------ LISTED ENTRIES ------

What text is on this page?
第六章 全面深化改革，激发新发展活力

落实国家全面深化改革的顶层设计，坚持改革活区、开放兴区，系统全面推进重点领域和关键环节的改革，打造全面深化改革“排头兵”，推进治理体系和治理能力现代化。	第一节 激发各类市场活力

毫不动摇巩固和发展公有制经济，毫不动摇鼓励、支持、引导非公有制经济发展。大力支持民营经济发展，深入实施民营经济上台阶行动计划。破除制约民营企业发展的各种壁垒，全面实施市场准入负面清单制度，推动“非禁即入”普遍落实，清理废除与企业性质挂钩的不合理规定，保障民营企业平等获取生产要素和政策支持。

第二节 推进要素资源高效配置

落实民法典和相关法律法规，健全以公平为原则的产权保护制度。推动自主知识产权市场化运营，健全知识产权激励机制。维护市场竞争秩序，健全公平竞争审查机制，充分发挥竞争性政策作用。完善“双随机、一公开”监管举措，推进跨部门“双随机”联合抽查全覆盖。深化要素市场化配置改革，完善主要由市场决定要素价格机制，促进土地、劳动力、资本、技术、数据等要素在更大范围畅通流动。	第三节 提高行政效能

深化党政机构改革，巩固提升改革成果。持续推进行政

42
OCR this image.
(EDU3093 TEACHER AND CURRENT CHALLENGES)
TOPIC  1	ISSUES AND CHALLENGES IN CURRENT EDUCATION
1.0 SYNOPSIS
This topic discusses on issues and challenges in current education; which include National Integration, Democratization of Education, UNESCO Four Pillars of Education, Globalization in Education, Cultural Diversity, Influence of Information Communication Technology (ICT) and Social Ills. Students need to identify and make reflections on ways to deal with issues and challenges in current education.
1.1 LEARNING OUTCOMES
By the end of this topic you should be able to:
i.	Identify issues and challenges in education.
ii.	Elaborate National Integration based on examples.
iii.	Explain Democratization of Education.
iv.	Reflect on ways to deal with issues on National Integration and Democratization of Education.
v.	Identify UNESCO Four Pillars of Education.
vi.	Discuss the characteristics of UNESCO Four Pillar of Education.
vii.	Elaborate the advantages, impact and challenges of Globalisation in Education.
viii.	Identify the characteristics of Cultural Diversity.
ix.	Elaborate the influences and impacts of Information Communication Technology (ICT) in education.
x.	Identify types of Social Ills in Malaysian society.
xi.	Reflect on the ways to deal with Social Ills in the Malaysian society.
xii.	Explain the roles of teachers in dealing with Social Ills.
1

------

**WHAT IS ASKED**
Repeat the data verbatim.

**SOLUTION TO THIS TASK**
What text is on this page?
第六章 全面深化改革，激发新发展活力

落实国家全面深化改革的顶层设计，坚持改革活区、开放兴区，系统全面推进重点领域和关键环节的改革，打造全面深化改革“排头兵”，推进治理体系和治理能力现代化。	第一节 激发各类市场活力

毫不动摇巩固和发展公有制经济，毫不动摇鼓励、支持、引导非公有制经济发展。大力支持民营经济发展，深入实施民营经济上台阶行动计划。破除制约民营企业发展的各种壁垒，全面实施市场准入负面清单制度，推动“非禁即入”普遍落实，清理废除与企业性质挂钩的不合理规定，保障民营企业平等获取生产要素和政策支持。

第二节 推进要素资源高效配置

落实民法典和相关法律法规，健全以公平为原则的产权保护制度。推动自主知识产权市场化运营，健全知识产权激励机制。维护市场竞争秩序，健全公平竞争审查机制，充分发挥竞争性政策作用。完善“双随机、一公开”监管举措，推进跨部门“双随机”联合抽查全覆盖。深化要素市场化配置改革，完善主要由市场决定要素价格机制，促进土地、劳动力、资本、技术、数据等要素在更大范围畅通流动。	第三节 提高行政效能

深化党政机构改革，巩固提升改革成果。持续推进行政

42
OCR this image.
(EDU3093 TEACHER AND CURRENT CHALLENGES)
TOPIC  1	ISSUES AND CHALLENGES IN CURRENT EDUCATION
1.0 SYNOPSIS
This topic discusses on issues and challenges in current education; which include National Integration, Democratization of Education, UNESCO Four Pillars of Education, Globalization in Education, Cultural Diversity, Influence of Information Communication Technology (ICT) and Social Ills. Students need to identify and make reflections on ways to deal with issues and challenges in current education.
1.1 LEARNING OUTCOMES
By the end of this topic you should be able to:
i.	Identify issues and challenges in education.
ii.	Elaborate National Integration based on examples.
iii.	Explain Democratization of Education.
iv.	Reflect on ways to deal with issues on National Integration and Democratization of Education.
v.	Identify UNESCO Four Pillars of Education.
vi.	Discuss the characteristics of UNESCO Four Pillar of Education.
vii.	Elaborate the advantages, impact and challenges of Globalisation in Education.
viii.	Identify the characteristics of Cultural Diversity.
ix.	Elaborate the influences and impacts of Information Communication Technology (ICT) in education.
x.	Identify types of Social Ills in Malaysian society.
xi.	Reflect on the ways to deal with Social Ills in the Malaysian society.
xii.	Explain the roles of teachers in dealing with Social Ills.
1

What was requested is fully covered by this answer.